= Exercise directions =
Collect every line of the records below that contains the word "đương".

(A run of records)
--- Start ---

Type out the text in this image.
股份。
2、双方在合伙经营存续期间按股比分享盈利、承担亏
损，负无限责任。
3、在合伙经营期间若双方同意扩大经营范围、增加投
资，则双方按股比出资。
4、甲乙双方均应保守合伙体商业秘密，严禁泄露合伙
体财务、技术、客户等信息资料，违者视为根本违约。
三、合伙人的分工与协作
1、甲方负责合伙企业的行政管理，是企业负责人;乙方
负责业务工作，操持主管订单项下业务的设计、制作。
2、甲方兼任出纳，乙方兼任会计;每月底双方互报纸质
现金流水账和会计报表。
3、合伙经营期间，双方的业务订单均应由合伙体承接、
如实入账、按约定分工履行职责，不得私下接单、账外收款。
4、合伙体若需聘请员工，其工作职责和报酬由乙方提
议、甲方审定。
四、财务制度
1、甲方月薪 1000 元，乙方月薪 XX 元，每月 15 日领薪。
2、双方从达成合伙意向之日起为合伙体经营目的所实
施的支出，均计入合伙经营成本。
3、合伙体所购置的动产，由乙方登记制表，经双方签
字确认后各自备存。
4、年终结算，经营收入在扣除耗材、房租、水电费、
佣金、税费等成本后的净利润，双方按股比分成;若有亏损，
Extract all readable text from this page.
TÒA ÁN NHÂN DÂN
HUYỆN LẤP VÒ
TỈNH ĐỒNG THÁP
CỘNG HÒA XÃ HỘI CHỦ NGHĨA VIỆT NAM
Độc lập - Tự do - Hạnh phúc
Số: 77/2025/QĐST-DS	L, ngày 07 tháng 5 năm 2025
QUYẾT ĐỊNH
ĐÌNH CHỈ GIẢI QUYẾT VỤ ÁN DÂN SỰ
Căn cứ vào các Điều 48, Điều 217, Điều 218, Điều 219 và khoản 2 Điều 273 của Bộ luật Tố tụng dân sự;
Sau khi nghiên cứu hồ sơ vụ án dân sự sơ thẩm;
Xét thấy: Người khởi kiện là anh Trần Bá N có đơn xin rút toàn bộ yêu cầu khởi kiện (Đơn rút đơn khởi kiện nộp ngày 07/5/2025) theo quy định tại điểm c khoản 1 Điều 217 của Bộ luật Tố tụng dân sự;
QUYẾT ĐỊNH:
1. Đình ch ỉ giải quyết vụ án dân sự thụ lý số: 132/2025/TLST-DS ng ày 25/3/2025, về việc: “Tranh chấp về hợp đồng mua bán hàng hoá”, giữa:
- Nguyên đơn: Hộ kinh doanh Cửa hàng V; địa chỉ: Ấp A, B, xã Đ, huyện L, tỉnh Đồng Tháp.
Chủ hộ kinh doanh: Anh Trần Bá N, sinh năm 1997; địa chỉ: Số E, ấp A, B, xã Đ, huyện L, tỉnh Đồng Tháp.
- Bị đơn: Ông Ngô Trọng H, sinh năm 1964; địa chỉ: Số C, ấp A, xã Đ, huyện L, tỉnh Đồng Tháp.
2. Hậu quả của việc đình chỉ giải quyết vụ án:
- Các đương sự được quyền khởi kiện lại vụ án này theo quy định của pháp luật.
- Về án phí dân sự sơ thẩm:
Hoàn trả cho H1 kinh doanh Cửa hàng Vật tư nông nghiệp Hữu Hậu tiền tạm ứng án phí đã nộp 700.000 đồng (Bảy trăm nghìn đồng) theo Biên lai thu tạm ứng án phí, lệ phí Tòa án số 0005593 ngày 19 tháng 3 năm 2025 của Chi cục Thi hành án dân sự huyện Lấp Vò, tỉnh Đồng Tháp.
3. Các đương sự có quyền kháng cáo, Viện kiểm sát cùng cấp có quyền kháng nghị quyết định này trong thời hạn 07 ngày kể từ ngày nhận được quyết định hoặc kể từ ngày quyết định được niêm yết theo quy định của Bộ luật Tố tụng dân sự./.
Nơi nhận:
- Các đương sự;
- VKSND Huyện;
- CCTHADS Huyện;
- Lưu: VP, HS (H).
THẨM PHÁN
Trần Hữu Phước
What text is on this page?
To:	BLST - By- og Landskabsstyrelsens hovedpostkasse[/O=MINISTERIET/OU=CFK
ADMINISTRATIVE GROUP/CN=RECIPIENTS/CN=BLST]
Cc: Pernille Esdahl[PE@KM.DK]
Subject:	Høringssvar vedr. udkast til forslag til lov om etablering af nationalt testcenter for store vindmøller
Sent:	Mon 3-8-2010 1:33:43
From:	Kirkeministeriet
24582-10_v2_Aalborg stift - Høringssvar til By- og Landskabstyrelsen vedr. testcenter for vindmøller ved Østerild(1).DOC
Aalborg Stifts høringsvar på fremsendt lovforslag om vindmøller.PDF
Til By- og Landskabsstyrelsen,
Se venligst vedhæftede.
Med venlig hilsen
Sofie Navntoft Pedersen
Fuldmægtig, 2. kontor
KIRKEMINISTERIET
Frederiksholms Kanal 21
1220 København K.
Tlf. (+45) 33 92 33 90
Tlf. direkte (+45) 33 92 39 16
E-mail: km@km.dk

--- End ---

= Solution to this problem =
- Các đương sự được quyền khởi kiện lại vụ án này theo quy định của pháp luật.
3. Các đương sự có quyền kháng cáo, Viện kiểm sát cùng cấp có quyền kháng nghị quyết định này trong thời hạn 07 ngày kể từ ngày nhận được quyết định hoặc kể từ ngày quyết định được niêm yết theo quy định của Bộ luật Tố tụng dân sự./.
- Các đương sự;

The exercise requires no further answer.